* DATA FOR THIS EXERCISE *
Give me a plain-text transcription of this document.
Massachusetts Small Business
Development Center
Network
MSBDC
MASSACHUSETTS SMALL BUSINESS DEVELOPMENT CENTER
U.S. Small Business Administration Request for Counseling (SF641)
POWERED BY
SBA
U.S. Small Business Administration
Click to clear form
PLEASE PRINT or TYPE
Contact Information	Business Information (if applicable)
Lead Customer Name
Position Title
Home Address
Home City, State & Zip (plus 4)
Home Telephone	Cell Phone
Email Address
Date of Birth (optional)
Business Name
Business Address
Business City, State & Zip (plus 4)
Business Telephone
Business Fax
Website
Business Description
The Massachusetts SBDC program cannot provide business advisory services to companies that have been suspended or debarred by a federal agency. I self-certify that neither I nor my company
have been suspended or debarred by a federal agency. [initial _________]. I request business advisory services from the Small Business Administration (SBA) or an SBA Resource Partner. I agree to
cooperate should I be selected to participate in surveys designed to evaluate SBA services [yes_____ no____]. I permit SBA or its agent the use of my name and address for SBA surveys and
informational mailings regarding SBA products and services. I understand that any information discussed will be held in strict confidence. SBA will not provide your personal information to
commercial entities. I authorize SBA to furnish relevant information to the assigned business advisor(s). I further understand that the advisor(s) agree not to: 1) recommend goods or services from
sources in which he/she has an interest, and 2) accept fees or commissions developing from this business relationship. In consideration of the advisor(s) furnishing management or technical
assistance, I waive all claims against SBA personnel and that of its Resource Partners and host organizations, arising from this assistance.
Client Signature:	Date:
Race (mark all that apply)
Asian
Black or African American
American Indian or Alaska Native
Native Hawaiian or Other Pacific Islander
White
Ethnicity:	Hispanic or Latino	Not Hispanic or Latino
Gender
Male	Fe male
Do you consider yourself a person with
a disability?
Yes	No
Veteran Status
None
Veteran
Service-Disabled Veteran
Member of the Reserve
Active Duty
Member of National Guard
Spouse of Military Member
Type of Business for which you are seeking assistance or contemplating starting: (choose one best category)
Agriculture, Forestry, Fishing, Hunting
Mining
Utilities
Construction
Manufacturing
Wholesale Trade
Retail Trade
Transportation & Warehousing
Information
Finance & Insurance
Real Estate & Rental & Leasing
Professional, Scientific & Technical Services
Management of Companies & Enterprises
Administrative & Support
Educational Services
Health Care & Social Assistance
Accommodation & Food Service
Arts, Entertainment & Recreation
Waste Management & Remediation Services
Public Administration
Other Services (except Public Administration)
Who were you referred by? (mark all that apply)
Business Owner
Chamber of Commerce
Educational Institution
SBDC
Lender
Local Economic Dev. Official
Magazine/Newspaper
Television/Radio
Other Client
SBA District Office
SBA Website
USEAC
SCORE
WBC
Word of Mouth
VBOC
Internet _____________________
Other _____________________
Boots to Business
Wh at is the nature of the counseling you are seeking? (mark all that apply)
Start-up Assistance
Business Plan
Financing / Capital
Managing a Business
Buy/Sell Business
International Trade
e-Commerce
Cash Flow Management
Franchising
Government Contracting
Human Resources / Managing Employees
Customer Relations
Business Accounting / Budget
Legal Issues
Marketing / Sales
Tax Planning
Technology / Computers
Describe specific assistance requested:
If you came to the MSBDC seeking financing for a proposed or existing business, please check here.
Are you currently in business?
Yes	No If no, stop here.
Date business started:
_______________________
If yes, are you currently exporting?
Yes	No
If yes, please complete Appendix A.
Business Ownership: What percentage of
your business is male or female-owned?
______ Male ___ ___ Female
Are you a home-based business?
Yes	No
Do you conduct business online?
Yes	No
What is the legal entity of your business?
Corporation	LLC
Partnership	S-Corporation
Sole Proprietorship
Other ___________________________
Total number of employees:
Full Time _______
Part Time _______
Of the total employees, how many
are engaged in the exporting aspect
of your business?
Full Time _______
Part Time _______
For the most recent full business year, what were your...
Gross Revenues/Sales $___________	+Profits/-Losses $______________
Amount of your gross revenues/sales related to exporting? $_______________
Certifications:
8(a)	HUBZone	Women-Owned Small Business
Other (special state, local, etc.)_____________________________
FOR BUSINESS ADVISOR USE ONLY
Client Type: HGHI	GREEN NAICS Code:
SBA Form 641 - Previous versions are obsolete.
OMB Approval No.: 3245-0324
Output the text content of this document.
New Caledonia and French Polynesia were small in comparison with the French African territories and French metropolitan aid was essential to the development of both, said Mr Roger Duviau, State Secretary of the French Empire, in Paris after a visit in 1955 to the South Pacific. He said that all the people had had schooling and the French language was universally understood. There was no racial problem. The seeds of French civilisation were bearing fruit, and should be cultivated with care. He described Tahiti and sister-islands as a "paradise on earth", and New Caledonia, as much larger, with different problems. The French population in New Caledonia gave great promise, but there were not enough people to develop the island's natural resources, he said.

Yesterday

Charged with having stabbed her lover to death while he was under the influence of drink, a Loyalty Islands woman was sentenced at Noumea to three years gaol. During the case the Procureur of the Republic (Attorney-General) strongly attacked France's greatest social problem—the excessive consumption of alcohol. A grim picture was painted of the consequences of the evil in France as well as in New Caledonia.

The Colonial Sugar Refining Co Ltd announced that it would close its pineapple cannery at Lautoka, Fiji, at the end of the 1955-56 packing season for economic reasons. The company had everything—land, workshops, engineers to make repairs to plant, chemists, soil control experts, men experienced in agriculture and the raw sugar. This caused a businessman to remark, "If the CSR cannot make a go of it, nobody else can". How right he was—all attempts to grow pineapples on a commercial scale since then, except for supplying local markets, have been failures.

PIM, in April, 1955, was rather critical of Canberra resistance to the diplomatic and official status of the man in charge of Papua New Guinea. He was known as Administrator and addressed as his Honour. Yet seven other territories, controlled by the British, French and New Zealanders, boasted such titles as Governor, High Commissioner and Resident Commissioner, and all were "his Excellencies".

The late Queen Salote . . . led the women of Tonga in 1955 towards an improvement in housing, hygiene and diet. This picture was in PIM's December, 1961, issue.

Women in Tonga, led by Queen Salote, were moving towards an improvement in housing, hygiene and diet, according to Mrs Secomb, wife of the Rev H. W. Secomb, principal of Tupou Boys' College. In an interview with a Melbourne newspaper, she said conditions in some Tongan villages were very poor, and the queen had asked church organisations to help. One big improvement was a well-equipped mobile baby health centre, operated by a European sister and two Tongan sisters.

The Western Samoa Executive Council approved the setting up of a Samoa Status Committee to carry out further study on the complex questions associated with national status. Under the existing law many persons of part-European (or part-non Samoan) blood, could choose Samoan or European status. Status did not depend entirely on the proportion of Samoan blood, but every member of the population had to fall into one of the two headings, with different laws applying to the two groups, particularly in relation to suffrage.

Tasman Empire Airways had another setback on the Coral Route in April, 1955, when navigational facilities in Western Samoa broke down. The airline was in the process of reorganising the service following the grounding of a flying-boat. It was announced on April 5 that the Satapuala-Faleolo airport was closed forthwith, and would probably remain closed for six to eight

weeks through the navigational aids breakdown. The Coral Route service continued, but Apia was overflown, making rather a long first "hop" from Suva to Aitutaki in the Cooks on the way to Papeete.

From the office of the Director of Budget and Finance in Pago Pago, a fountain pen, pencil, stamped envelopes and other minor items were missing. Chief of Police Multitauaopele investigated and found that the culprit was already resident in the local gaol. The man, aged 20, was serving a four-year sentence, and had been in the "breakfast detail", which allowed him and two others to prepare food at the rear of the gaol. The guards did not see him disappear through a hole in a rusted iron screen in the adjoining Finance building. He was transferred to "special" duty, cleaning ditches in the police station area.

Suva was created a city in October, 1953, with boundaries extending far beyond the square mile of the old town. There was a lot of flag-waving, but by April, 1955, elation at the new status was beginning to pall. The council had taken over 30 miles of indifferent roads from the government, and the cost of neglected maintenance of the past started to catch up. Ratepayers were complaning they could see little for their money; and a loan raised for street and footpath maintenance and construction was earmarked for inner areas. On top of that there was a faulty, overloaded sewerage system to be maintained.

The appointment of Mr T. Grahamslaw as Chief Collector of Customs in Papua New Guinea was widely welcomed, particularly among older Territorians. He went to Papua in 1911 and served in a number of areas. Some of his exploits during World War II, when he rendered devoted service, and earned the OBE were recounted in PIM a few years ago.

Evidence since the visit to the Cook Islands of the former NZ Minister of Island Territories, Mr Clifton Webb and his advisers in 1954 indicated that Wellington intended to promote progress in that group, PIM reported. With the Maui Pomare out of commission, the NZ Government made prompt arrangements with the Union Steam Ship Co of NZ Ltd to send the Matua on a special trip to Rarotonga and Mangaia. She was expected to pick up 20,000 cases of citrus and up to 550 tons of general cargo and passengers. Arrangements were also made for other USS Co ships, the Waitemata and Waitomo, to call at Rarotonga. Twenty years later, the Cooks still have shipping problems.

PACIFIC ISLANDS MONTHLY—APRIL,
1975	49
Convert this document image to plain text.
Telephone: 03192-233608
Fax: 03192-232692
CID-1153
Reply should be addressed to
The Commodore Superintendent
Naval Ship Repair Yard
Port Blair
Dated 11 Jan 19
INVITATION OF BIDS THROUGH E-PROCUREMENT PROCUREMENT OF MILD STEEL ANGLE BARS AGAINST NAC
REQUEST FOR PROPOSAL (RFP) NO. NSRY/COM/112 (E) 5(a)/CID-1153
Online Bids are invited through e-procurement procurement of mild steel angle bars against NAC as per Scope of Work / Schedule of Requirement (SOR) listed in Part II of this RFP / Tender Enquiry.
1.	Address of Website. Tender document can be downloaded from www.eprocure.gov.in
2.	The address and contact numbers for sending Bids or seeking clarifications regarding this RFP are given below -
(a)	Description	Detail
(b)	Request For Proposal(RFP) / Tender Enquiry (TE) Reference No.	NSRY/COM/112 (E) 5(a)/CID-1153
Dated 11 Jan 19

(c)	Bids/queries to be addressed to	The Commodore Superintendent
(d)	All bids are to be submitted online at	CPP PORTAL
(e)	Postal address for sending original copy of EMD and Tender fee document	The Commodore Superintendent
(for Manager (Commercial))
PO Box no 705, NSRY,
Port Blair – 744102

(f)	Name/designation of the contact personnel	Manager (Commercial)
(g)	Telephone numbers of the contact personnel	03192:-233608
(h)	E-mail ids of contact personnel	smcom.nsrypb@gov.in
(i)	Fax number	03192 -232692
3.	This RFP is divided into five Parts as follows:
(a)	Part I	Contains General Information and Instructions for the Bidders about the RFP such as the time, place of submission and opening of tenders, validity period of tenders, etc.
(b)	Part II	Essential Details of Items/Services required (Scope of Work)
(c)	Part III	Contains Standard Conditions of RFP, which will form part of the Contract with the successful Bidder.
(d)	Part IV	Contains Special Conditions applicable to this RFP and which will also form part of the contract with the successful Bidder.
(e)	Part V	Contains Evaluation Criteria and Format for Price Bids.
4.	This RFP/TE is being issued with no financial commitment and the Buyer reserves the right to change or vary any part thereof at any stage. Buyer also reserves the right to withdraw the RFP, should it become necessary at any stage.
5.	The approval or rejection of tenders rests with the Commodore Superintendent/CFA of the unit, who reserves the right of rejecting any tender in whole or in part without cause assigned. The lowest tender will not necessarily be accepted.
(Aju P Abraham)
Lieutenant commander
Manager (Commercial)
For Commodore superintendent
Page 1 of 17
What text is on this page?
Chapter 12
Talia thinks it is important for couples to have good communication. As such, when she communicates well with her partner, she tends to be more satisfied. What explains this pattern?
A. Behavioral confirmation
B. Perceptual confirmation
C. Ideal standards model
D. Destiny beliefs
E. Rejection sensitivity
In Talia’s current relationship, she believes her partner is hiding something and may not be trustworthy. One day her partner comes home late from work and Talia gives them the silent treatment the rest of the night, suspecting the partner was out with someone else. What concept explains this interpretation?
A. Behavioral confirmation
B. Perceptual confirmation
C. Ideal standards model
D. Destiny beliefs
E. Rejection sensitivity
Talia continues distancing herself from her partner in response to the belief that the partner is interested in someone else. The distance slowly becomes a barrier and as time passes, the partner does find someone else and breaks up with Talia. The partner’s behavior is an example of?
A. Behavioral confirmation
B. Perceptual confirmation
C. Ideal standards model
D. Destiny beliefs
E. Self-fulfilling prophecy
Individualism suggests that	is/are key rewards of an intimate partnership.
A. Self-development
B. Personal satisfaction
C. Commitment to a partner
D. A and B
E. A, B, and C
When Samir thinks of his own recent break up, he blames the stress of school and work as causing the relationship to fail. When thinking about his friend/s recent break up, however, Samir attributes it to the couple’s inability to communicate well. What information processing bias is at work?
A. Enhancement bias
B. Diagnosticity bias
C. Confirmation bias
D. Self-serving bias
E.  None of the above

* TASK DIRECTIONS *
List all lines above in which the string "diet" appears.

* ANSWER BELOW *
The late Queen Salote . . . led the women of Tonga in 1955 towards an improvement in housing, hygiene and diet. This picture was in PIM's December, 1961, issue.
Women in Tonga, led by Queen Salote, were moving towards an improvement in housing, hygiene and diet, according to Mrs Secomb, wife of the Rev H. W. Secomb, principal of Tupou Boys' College. In an interview with a Melbourne newspaper, she said conditions in some Tongan villages were very poor, and the queen had asked church organisations to help. One big improvement was a well-equipped mobile baby health centre, operated by a European sister and two Tongan sisters.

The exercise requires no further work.